(Stated task a): List every place name that appears in the discussion of slave-owning ancestors below.

I was watching the new HBO special last night, Exterminate All the Brutes. It’s ok. I don’t like the director/narrators raspy voice. But it inspired me to see if I could find out if my family ever owned slaves. I always assumed they never did. My immediate family is poor and working class going back to my great grandparents. My great grand parents and their parents were civil servants and before that farmers. But I found the 1850 slave schedule was available online and I searched it. https://www.familysearch.org/search/collection/1420440 And I found my greatx5 grandfather registered 10 slaves on that survey. They lived in Virginia at that time and I am sure it’s him because I found my great grandmothers very detailed family tree going back to the late 1790s. His children moved and stayed in free state until after slavery was abolished but the legacy is still there. I feel bad because I wish I hadn’t learned that. But the legacy is real.
It's over. Our ancestors are products of their times. They didn't have our perspective. As a black person who is familiar with some of my slave ancestors, I'm sorry they were slaves but it's over.
One of the most interesting things a found was an ancestor who was born to a white man and his slave mistress, eventually freed along with his siblings and mother, but still himself owned several slaves in the 1850's. I'll tell ya watching that Clayton Bigsby skit was never the same...
There are two whose race is listed as M under 10 years old so I assume that’s mixed and his children.
If you have to go back to the 1700s and earlier then yes your ancestors owned slaves and they were also slaves themselves. Whether you are black, white , native american , escimo or oriental. Whether it happened in the 1700s, 1600s or 1000s what's the difference? They have nothing much to do with you. Everyone is the same unless it is some subsaharan completely isolated jungle tribe.
I traced my surname all the way back to the 1400s in Wales. To some dude who was a lord and called "the wolf". The story is, a pair of brothers came over in the early 1600s on their own ship, bought thousands of acres of tobacco farms in Virginia. (I don't think they had slaves at this point, too early). One of them was my grandpappy, he had kids, after many generations they traveled south, 150 years later the family line ends up on a plantation in SC that still stands today on a street with my surname on it. They lived there for about 100+ years, and held around 20-40 slaves at a time. My 4x great grandfather said duces to the plantation in SC, moved to Arkansas to start a homestead, and that's where my grandfather was born. The family seemed to have real money for many generations, but it sure did run out by the time my grandfather was born. My father's mother's side was much poorer, harder to find documentation of them, many fought in the civil war for the south. And then my mom's side are relatively recent descendants of Spain, can't find anything on them.

(Stated task b): Rewrite the records starting at the beginning of the records and ending at the line that contains "The first tooling finger 202 is at (90, 82).", swapping "perspective view" for "side view" and leaving everything else as it is.

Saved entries
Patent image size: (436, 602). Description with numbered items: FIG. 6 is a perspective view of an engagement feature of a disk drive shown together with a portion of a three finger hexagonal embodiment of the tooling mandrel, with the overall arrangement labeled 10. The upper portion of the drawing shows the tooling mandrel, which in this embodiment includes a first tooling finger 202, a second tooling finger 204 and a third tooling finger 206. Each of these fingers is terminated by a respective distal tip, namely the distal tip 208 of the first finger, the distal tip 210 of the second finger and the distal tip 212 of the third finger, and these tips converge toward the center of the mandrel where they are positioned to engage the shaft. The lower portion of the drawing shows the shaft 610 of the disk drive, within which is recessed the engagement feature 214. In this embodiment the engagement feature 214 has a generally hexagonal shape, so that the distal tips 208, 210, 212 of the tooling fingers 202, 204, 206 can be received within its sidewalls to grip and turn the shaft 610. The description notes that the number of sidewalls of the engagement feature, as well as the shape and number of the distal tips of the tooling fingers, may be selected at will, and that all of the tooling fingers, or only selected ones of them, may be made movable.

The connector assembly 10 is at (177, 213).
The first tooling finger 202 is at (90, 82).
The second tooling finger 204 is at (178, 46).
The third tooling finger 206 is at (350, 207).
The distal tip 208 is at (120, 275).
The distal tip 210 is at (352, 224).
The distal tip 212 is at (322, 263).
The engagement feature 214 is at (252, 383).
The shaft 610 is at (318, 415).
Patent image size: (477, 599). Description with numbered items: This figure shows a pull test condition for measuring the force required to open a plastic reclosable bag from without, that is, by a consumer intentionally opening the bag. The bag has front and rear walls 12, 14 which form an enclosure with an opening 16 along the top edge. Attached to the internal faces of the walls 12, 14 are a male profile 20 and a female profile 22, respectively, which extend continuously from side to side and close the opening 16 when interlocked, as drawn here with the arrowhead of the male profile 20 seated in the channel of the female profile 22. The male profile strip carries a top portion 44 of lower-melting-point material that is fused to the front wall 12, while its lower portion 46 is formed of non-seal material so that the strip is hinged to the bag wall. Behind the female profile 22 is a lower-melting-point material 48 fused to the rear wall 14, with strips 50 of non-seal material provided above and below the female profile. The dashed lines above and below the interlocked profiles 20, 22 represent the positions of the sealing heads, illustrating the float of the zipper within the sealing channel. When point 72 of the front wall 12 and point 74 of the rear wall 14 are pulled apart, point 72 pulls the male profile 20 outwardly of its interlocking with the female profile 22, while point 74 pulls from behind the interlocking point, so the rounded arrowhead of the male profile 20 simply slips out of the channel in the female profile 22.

(Full response a): Virginia, Wales, SC, Arkansas, Spain

(Full response b):
Patent image size: (436, 602). Description with numbered items: FIG. 6 is a side view of an engagement feature of a disk drive shown together with a portion of a three finger hexagonal embodiment of the tooling mandrel, with the overall arrangement labeled 10. The upper portion of the drawing shows the tooling mandrel, which in this embodiment includes a first tooling finger 202, a second tooling finger 204 and a third tooling finger 206. Each of these fingers is terminated by a respective distal tip, namely the distal tip 208 of the first finger, the distal tip 210 of the second finger and the distal tip 212 of the third finger, and these tips converge toward the center of the mandrel where they are positioned to engage the shaft. The lower portion of the drawing shows the shaft 610 of the disk drive, within which is recessed the engagement feature 214. In this embodiment the engagement feature 214 has a generally hexagonal shape, so that the distal tips 208, 210, 212 of the tooling fingers 202, 204, 206 can be received within its sidewalls to grip and turn the shaft 610. The description notes that the number of sidewalls of the engagement feature, as well as the shape and number of the distal tips of the tooling fingers, may be selected at will, and that all of the tooling fingers, or only selected ones of them, may be made movable.

The connector assembly 10 is at (177, 213).
The first tooling finger 202 is at (90, 82).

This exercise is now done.